= TASK INSTRUCTIONS =
Locate the lines of the listing below that hold "icon", then copy each of them.

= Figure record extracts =

>> Begin

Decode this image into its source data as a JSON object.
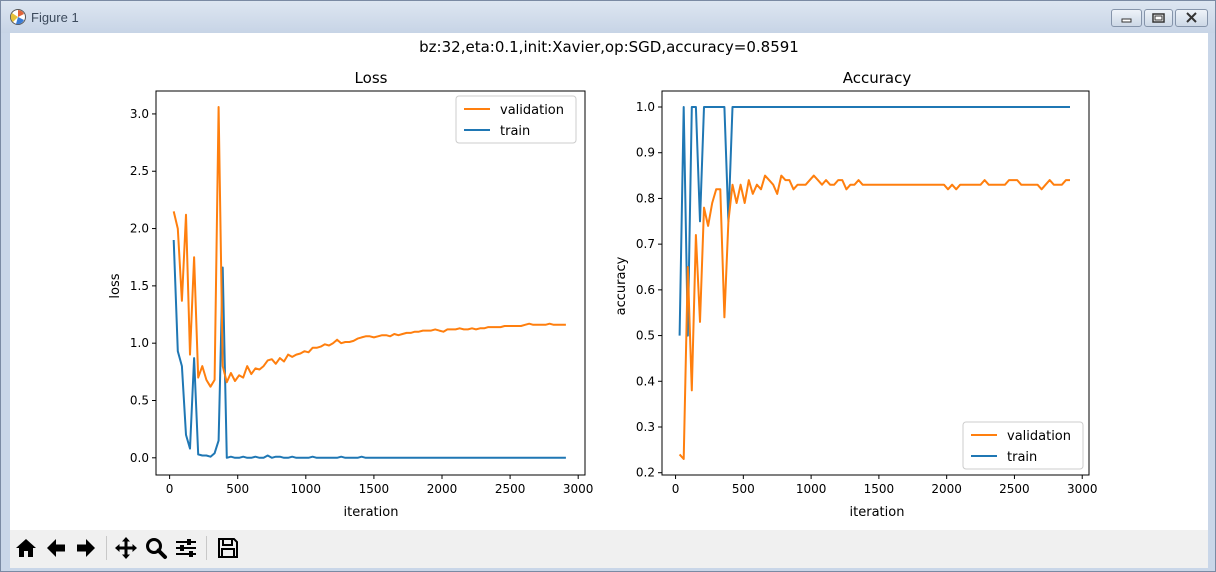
{
  "window": {
    "title": "Figure 1",
    "minimize_icon": "minimize-icon",
    "maximize_icon": "restore-icon",
    "close_icon": "close-icon"
  },
  "figure": {
    "suptitle": "bz:32,eta:0.1,init:Xavier,op:SGD,accuracy=0.8591"
  },
  "toolbar": {
    "buttons": [
      "home-icon",
      "back-arrow-icon",
      "forward-arrow-icon",
      "pan-icon",
      "zoom-icon",
      "configure-subplots-icon",
      "save-icon"
    ]
  },
  "chart_data": [
    {
      "type": "line",
      "title": "Loss",
      "xlabel": "iteration",
      "ylabel": "loss",
      "xlim": [
        -100,
        3050
      ],
      "ylim": [
        -0.15,
        3.2
      ],
      "xticks": [
        0,
        500,
        1000,
        1500,
        2000,
        2500,
        3000
      ],
      "yticks": [
        0.0,
        0.5,
        1.0,
        1.5,
        2.0,
        2.5,
        3.0
      ],
      "xtick_labels": [
        "0",
        "500",
        "1000",
        "1500",
        "2000",
        "2500",
        "3000"
      ],
      "ytick_labels": [
        "0.0",
        "0.5",
        "1.0",
        "1.5",
        "2.0",
        "2.5",
        "3.0"
      ],
      "legend_position": "top-right",
      "legend_order": [
        "validation",
        "train"
      ],
      "series": [
        {
          "name": "validation",
          "color": "#ff7f0e",
          "x": [
            30,
            60,
            90,
            120,
            150,
            180,
            210,
            240,
            270,
            300,
            330,
            360,
            390,
            420,
            450,
            480,
            510,
            540,
            570,
            600,
            630,
            660,
            690,
            720,
            750,
            780,
            810,
            840,
            870,
            900,
            930,
            960,
            990,
            1020,
            1050,
            1080,
            1110,
            1140,
            1170,
            1200,
            1230,
            1260,
            1290,
            1320,
            1350,
            1380,
            1410,
            1440,
            1470,
            1500,
            1530,
            1560,
            1590,
            1620,
            1650,
            1680,
            1710,
            1740,
            1770,
            1800,
            1830,
            1860,
            1890,
            1920,
            1950,
            1980,
            2010,
            2040,
            2070,
            2100,
            2130,
            2160,
            2190,
            2220,
            2250,
            2280,
            2310,
            2340,
            2370,
            2400,
            2430,
            2460,
            2490,
            2520,
            2550,
            2580,
            2610,
            2640,
            2670,
            2700,
            2730,
            2760,
            2790,
            2820,
            2850,
            2880,
            2910
          ],
          "values": [
            2.15,
            2.0,
            1.37,
            2.12,
            0.9,
            1.75,
            0.7,
            0.8,
            0.68,
            0.62,
            0.68,
            3.06,
            0.8,
            0.66,
            0.74,
            0.67,
            0.72,
            0.7,
            0.8,
            0.73,
            0.78,
            0.77,
            0.8,
            0.85,
            0.86,
            0.82,
            0.87,
            0.84,
            0.9,
            0.88,
            0.9,
            0.91,
            0.93,
            0.92,
            0.96,
            0.96,
            0.97,
            0.99,
            0.98,
            1.0,
            1.03,
            1.0,
            1.01,
            1.01,
            1.02,
            1.04,
            1.05,
            1.06,
            1.06,
            1.05,
            1.06,
            1.07,
            1.07,
            1.06,
            1.08,
            1.07,
            1.08,
            1.09,
            1.09,
            1.1,
            1.1,
            1.11,
            1.11,
            1.11,
            1.12,
            1.11,
            1.1,
            1.12,
            1.12,
            1.12,
            1.13,
            1.12,
            1.12,
            1.13,
            1.12,
            1.13,
            1.13,
            1.14,
            1.14,
            1.14,
            1.14,
            1.15,
            1.15,
            1.15,
            1.15,
            1.15,
            1.16,
            1.17,
            1.16,
            1.16,
            1.16,
            1.16,
            1.17,
            1.16,
            1.16,
            1.16,
            1.16
          ]
        },
        {
          "name": "train",
          "color": "#1f77b4",
          "x": [
            30,
            60,
            90,
            120,
            150,
            180,
            210,
            240,
            270,
            300,
            330,
            360,
            390,
            420,
            450,
            480,
            510,
            540,
            570,
            600,
            630,
            660,
            690,
            720,
            750,
            780,
            810,
            840,
            870,
            900,
            930,
            960,
            990,
            1020,
            1050,
            1080,
            1110,
            1140,
            1170,
            1200,
            1230,
            1260,
            1290,
            1320,
            1350,
            1380,
            1410,
            1440,
            1470,
            1500,
            1530,
            1560,
            1590,
            1620,
            1650,
            1680,
            1710,
            1740,
            1770,
            1800,
            1830,
            1860,
            1890,
            1920,
            1950,
            1980,
            2010,
            2040,
            2070,
            2100,
            2130,
            2160,
            2190,
            2220,
            2250,
            2280,
            2310,
            2340,
            2370,
            2400,
            2430,
            2460,
            2490,
            2520,
            2550,
            2580,
            2610,
            2640,
            2670,
            2700,
            2730,
            2760,
            2790,
            2820,
            2850,
            2880,
            2910
          ],
          "values": [
            1.9,
            0.93,
            0.8,
            0.2,
            0.08,
            0.87,
            0.03,
            0.02,
            0.02,
            0.01,
            0.04,
            0.15,
            1.66,
            0.0,
            0.01,
            0.0,
            0.0,
            0.01,
            0.0,
            0.0,
            0.01,
            0.0,
            0.0,
            0.02,
            0.0,
            0.01,
            0.01,
            0.0,
            0.0,
            0.01,
            0.0,
            0.0,
            0.0,
            0.0,
            0.01,
            0.0,
            0.0,
            0.0,
            0.0,
            0.0,
            0.0,
            0.01,
            0.0,
            0.0,
            0.0,
            0.0,
            0.01,
            0.0,
            0.0,
            0.0,
            0.0,
            0.0,
            0.0,
            0.0,
            0.0,
            0.0,
            0.0,
            0.0,
            0.0,
            0.0,
            0.0,
            0.0,
            0.0,
            0.0,
            0.0,
            0.0,
            0.0,
            0.0,
            0.0,
            0.0,
            0.0,
            0.0,
            0.0,
            0.0,
            0.0,
            0.0,
            0.0,
            0.0,
            0.0,
            0.0,
            0.0,
            0.0,
            0.0,
            0.0,
            0.0,
            0.0,
            0.0,
            0.0,
            0.0,
            0.0,
            0.0,
            0.0,
            0.0,
            0.0,
            0.0,
            0.0,
            0.0
          ]
        }
      ]
    },
    {
      "type": "line",
      "title": "Accuracy",
      "xlabel": "iteration",
      "ylabel": "accuracy",
      "xlim": [
        -100,
        3050
      ],
      "ylim": [
        0.195,
        1.035
      ],
      "xticks": [
        0,
        500,
        1000,
        1500,
        2000,
        2500,
        3000
      ],
      "yticks": [
        0.2,
        0.3,
        0.4,
        0.5,
        0.6,
        0.7,
        0.8,
        0.9,
        1.0
      ],
      "xtick_labels": [
        "0",
        "500",
        "1000",
        "1500",
        "2000",
        "2500",
        "3000"
      ],
      "ytick_labels": [
        "0.2",
        "0.3",
        "0.4",
        "0.5",
        "0.6",
        "0.7",
        "0.8",
        "0.9",
        "1.0"
      ],
      "legend_position": "bottom-right",
      "legend_order": [
        "validation",
        "train"
      ],
      "series": [
        {
          "name": "validation",
          "color": "#ff7f0e",
          "x": [
            30,
            60,
            90,
            120,
            150,
            180,
            210,
            240,
            270,
            300,
            330,
            360,
            390,
            420,
            450,
            480,
            510,
            540,
            570,
            600,
            630,
            660,
            690,
            720,
            750,
            780,
            810,
            840,
            870,
            900,
            930,
            960,
            990,
            1020,
            1050,
            1080,
            1110,
            1140,
            1170,
            1200,
            1230,
            1260,
            1290,
            1320,
            1350,
            1380,
            1410,
            1440,
            1470,
            1500,
            1530,
            1560,
            1590,
            1620,
            1650,
            1680,
            1710,
            1740,
            1770,
            1800,
            1830,
            1860,
            1890,
            1920,
            1950,
            1980,
            2010,
            2040,
            2070,
            2100,
            2130,
            2160,
            2190,
            2220,
            2250,
            2280,
            2310,
            2340,
            2370,
            2400,
            2430,
            2460,
            2490,
            2520,
            2550,
            2580,
            2610,
            2640,
            2670,
            2700,
            2730,
            2760,
            2790,
            2820,
            2850,
            2880,
            2910
          ],
          "values": [
            0.24,
            0.23,
            0.65,
            0.38,
            0.72,
            0.53,
            0.78,
            0.74,
            0.79,
            0.82,
            0.82,
            0.54,
            0.75,
            0.83,
            0.79,
            0.83,
            0.79,
            0.84,
            0.81,
            0.83,
            0.82,
            0.85,
            0.84,
            0.83,
            0.81,
            0.85,
            0.84,
            0.84,
            0.82,
            0.83,
            0.83,
            0.83,
            0.84,
            0.85,
            0.84,
            0.83,
            0.84,
            0.83,
            0.83,
            0.84,
            0.84,
            0.82,
            0.83,
            0.83,
            0.84,
            0.83,
            0.83,
            0.83,
            0.83,
            0.83,
            0.83,
            0.83,
            0.83,
            0.83,
            0.83,
            0.83,
            0.83,
            0.83,
            0.83,
            0.83,
            0.83,
            0.83,
            0.83,
            0.83,
            0.83,
            0.83,
            0.82,
            0.83,
            0.82,
            0.83,
            0.83,
            0.83,
            0.83,
            0.83,
            0.83,
            0.84,
            0.83,
            0.83,
            0.83,
            0.83,
            0.83,
            0.84,
            0.84,
            0.84,
            0.83,
            0.83,
            0.83,
            0.83,
            0.83,
            0.82,
            0.83,
            0.84,
            0.83,
            0.83,
            0.83,
            0.84,
            0.84
          ]
        },
        {
          "name": "train",
          "color": "#1f77b4",
          "x": [
            30,
            60,
            90,
            120,
            150,
            180,
            210,
            240,
            270,
            300,
            330,
            360,
            390,
            420,
            450,
            480,
            510,
            540,
            570,
            600,
            630,
            660,
            690,
            720,
            750,
            780,
            810,
            840,
            870,
            900,
            930,
            960,
            990,
            1020,
            1050,
            1080,
            1110,
            1140,
            1170,
            1200,
            1230,
            1260,
            1290,
            1320,
            1350,
            1380,
            1410,
            1440,
            1470,
            1500,
            1530,
            1560,
            1590,
            1620,
            1650,
            1680,
            1710,
            1740,
            1770,
            1800,
            1830,
            1860,
            1890,
            1920,
            1950,
            1980,
            2010,
            2040,
            2070,
            2100,
            2130,
            2160,
            2190,
            2220,
            2250,
            2280,
            2310,
            2340,
            2370,
            2400,
            2430,
            2460,
            2490,
            2520,
            2550,
            2580,
            2610,
            2640,
            2670,
            2700,
            2730,
            2760,
            2790,
            2820,
            2850,
            2880,
            2910
          ],
          "values": [
            0.5,
            1.0,
            0.5,
            1.0,
            1.0,
            0.75,
            1.0,
            1.0,
            1.0,
            1.0,
            1.0,
            1.0,
            0.75,
            1.0,
            1.0,
            1.0,
            1.0,
            1.0,
            1.0,
            1.0,
            1.0,
            1.0,
            1.0,
            1.0,
            1.0,
            1.0,
            1.0,
            1.0,
            1.0,
            1.0,
            1.0,
            1.0,
            1.0,
            1.0,
            1.0,
            1.0,
            1.0,
            1.0,
            1.0,
            1.0,
            1.0,
            1.0,
            1.0,
            1.0,
            1.0,
            1.0,
            1.0,
            1.0,
            1.0,
            1.0,
            1.0,
            1.0,
            1.0,
            1.0,
            1.0,
            1.0,
            1.0,
            1.0,
            1.0,
            1.0,
            1.0,
            1.0,
            1.0,
            1.0,
            1.0,
            1.0,
            1.0,
            1.0,
            1.0,
            1.0,
            1.0,
            1.0,
            1.0,
            1.0,
            1.0,
            1.0,
            1.0,
            1.0,
            1.0,
            1.0,
            1.0,
            1.0,
            1.0,
            1.0,
            1.0,
            1.0,
            1.0,
            1.0,
            1.0,
            1.0,
            1.0,
            1.0,
            1.0,
            1.0,
            1.0,
            1.0,
            1.0
          ]
        }
      ]
    }
  ]
}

>> End

= EXERCISE RESPONSE =
    "minimize_icon": "minimize-icon",
    "maximize_icon": "restore-icon",
    "close_icon": "close-icon"
      "home-icon",
      "back-arrow-icon",
      "forward-arrow-icon",
      "pan-icon",
      "zoom-icon",
      "configure-subplots-icon",
      "save-icon"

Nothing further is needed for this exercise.